**DATA ENTRIES:**
• • • •

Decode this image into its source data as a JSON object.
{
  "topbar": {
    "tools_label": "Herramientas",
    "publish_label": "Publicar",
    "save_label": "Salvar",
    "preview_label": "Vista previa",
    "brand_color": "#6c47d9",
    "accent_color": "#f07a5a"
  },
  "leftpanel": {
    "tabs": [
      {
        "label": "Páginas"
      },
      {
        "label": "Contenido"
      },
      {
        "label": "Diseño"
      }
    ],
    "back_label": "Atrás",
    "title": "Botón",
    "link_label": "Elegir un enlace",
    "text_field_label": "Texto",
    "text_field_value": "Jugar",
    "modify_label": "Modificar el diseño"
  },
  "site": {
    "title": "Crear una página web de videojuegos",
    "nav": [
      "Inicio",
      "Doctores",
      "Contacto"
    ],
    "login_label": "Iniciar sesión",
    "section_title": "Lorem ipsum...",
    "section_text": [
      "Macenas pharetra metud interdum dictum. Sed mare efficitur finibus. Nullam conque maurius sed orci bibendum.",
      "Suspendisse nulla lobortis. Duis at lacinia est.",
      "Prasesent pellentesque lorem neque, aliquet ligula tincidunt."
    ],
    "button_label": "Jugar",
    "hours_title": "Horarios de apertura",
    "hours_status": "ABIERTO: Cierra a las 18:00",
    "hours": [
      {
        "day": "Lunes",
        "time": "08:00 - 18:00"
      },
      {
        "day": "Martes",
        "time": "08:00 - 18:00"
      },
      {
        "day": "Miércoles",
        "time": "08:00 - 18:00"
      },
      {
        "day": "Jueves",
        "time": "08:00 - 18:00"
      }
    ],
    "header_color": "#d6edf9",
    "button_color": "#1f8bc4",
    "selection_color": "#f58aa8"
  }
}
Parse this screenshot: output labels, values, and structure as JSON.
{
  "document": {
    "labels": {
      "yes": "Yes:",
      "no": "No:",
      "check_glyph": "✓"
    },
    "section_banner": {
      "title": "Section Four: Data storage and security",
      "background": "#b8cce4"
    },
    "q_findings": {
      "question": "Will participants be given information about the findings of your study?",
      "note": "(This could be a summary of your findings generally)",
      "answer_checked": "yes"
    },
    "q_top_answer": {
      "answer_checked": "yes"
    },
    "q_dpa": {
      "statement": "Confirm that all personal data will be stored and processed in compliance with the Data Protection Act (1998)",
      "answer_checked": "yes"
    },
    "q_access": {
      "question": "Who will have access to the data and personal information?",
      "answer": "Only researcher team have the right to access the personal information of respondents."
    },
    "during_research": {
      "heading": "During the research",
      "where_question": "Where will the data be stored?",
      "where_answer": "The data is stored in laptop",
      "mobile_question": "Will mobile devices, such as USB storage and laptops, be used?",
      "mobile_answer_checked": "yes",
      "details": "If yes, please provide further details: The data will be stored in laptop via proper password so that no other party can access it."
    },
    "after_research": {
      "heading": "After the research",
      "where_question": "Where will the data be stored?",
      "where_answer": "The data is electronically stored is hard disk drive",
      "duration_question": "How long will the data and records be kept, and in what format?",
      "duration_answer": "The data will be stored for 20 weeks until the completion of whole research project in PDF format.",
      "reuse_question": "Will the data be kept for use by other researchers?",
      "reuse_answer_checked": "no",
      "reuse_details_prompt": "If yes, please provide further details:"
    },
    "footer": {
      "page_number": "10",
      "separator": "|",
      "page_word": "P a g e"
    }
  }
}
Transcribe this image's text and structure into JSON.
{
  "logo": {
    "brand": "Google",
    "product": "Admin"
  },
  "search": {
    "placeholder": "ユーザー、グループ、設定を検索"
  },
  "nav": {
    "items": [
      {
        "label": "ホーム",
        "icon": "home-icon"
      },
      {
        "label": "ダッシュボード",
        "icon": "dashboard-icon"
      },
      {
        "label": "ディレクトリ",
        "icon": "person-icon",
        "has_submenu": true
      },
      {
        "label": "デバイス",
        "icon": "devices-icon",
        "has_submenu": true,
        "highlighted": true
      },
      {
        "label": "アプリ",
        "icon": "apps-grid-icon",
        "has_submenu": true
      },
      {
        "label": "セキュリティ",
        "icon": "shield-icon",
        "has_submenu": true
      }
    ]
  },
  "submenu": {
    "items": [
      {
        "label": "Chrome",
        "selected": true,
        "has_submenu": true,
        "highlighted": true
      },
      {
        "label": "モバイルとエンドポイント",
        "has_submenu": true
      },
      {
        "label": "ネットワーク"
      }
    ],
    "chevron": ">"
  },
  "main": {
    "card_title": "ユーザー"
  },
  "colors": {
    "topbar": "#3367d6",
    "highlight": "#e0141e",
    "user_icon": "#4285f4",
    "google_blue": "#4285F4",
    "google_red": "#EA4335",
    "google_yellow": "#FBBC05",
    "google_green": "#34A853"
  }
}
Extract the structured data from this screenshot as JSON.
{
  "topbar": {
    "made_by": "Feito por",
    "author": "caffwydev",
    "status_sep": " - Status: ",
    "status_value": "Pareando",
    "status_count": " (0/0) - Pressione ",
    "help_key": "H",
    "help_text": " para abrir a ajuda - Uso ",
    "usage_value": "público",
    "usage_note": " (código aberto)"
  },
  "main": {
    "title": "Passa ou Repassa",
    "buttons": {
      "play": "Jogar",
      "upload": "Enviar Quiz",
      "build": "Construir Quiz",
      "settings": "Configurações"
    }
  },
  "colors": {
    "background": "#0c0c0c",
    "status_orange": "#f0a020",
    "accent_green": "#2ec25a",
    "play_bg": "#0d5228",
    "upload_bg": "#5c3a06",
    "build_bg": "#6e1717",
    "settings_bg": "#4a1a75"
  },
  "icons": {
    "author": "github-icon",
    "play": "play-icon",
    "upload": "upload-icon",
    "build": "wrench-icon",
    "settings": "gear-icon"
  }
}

• • • •

**AIM OF THE TASK:** Extract the data exactly as given.

**ANSWER FOR THIS EXERCISE:**
Decode this image into its source data as a JSON object.
{
  "topbar": {
    "tools_label": "Herramientas",
    "publish_label": "Publicar",
    "save_label": "Salvar",
    "preview_label": "Vista previa",
    "brand_color": "#6c47d9",
    "accent_color": "#f07a5a"
  },
  "leftpanel": {
    "tabs": [
      {
        "label": "Páginas"
      },
      {
        "label": "Contenido"
      },
      {
        "label": "Diseño"
      }
    ],
    "back_label": "Atrás",
    "title": "Botón",
    "link_label": "Elegir un enlace",
    "text_field_label": "Texto",
    "text_field_value": "Jugar",
    "modify_label": "Modificar el diseño"
  },
  "site": {
    "title": "Crear una página web de videojuegos",
    "nav": [
      "Inicio",
      "Doctores",
      "Contacto"
    ],
    "login_label": "Iniciar sesión",
    "section_title": "Lorem ipsum...",
    "section_text": [
      "Macenas pharetra metud interdum dictum. Sed mare efficitur finibus. Nullam conque maurius sed orci bibendum.",
      "Suspendisse nulla lobortis. Duis at lacinia est.",
      "Prasesent pellentesque lorem neque, aliquet ligula tincidunt."
    ],
    "button_label": "Jugar",
    "hours_title": "Horarios de apertura",
    "hours_status": "ABIERTO: Cierra a las 18:00",
    "hours": [
      {
        "day": "Lunes",
        "time": "08:00 - 18:00"
      },
      {
        "day": "Martes",
        "time": "08:00 - 18:00"
      },
      {
        "day": "Miércoles",
        "time": "08:00 - 18:00"
      },
      {
        "day": "Jueves",
        "time": "08:00 - 18:00"
      }
    ],
    "header_color": "#d6edf9",
    "button_color": "#1f8bc4",
    "selection_color": "#f58aa8"
  }
}
Parse this screenshot: output labels, values, and structure as JSON.
{
  "document": {
    "labels": {
      "yes": "Yes:",
      "no": "No:",
      "check_glyph": "✓"
    },
    "section_banner": {
      "title": "Section Four: Data storage and security",
      "background": "#b8cce4"
    },
    "q_findings": {
      "question": "Will participants be given information about the findings of your study?",
      "note": "(This could be a summary of your findings generally)",
      "answer_checked": "yes"
    },
    "q_top_answer": {
      "answer_checked": "yes"
    },
    "q_dpa": {
      "statement": "Confirm that all personal data will be stored and processed in compliance with the Data Protection Act (1998)",
      "answer_checked": "yes"
    },
    "q_access": {
      "question": "Who will have access to the data and personal information?",
      "answer": "Only researcher team have the right to access the personal information of respondents."
    },
    "during_research": {
      "heading": "During the research",
      "where_question": "Where will the data be stored?",
      "where_answer": "The data is stored in laptop",
      "mobile_question": "Will mobile devices, such as USB storage and laptops, be used?",
      "mobile_answer_checked": "yes",
      "details": "If yes, please provide further details: The data will be stored in laptop via proper password so that no other party can access it."
    },
    "after_research": {
      "heading": "After the research",
      "where_question": "Where will the data be stored?",
      "where_answer": "The data is electronically stored is hard disk drive",
      "duration_question": "How long will the data and records be kept, and in what format?",
      "duration_answer": "The data will be stored for 20 weeks until the completion of whole research project in PDF format.",
      "reuse_question": "Will the data be kept for use by other researchers?",
      "reuse_answer_checked": "no",
      "reuse_details_prompt": "If yes, please provide further details:"
    },
    "footer": {
      "page_number": "10",
      "separator": "|",
      "page_word": "P a g e"
    }
  }
}
Transcribe this image's text and structure into JSON.
{
  "logo": {
    "brand": "Google",
    "product": "Admin"
  },
  "search": {
    "placeholder": "ユーザー、グループ、設定を検索"
  },
  "nav": {
    "items": [
      {
        "label": "ホーム",
        "icon": "home-icon"
      },
      {
        "label": "ダッシュボード",
        "icon": "dashboard-icon"
      },
      {
        "label": "ディレクトリ",
        "icon": "person-icon",
        "has_submenu": true
      },
      {
        "label": "デバイス",
        "icon": "devices-icon",
        "has_submenu": true,
        "highlighted": true
      },
      {
        "label": "アプリ",
        "icon": "apps-grid-icon",
        "has_submenu": true
      },
      {
        "label": "セキュリティ",
        "icon": "shield-icon",
        "has_submenu": true
      }
    ]
  },
  "submenu": {
    "items": [
      {
        "label": "Chrome",
        "selected": true,
        "has_submenu": true,
        "highlighted": true
      },
      {
        "label": "モバイルとエンドポイント",
        "has_submenu": true
      },
      {
        "label": "ネットワーク"
      }
    ],
    "chevron": ">"
  },
  "main": {
    "card_title": "ユーザー"
  },
  "colors": {
    "topbar": "#3367d6",
    "highlight": "#e0141e",
    "user_icon": "#4285f4",
    "google_blue": "#4285F4",
    "google_red": "#EA4335",
    "google_yellow": "#FBBC05",
    "google_green": "#34A853"
  }
}
Extract the structured data from this screenshot as JSON.
{
  "topbar": {
    "made_by": "Feito por",
    "author": "caffwydev",
    "status_sep": " - Status: ",
    "status_value": "Pareando",
    "status_count": " (0/0) - Pressione ",
    "help_key": "H",
    "help_text": " para abrir a ajuda - Uso ",
    "usage_value": "público",
    "usage_note": " (código aberto)"
  },
  "main": {
    "title": "Passa ou Repassa",
    "buttons": {
      "play": "Jogar",
      "upload": "Enviar Quiz",
      "build": "Construir Quiz",
      "settings": "Configurações"
    }
  },
  "colors": {
    "background": "#0c0c0c",
    "status_orange": "#f0a020",
    "accent_green": "#2ec25a",
    "play_bg": "#0d5228",
    "upload_bg": "#5c3a06",
    "build_bg": "#6e1717",
    "settings_bg": "#4a1a75"
  },
  "icons": {
    "author": "github-icon",
    "play": "play-icon",
    "upload": "upload-icon",
    "build": "wrench-icon",
    "settings": "gear-icon"
  }
}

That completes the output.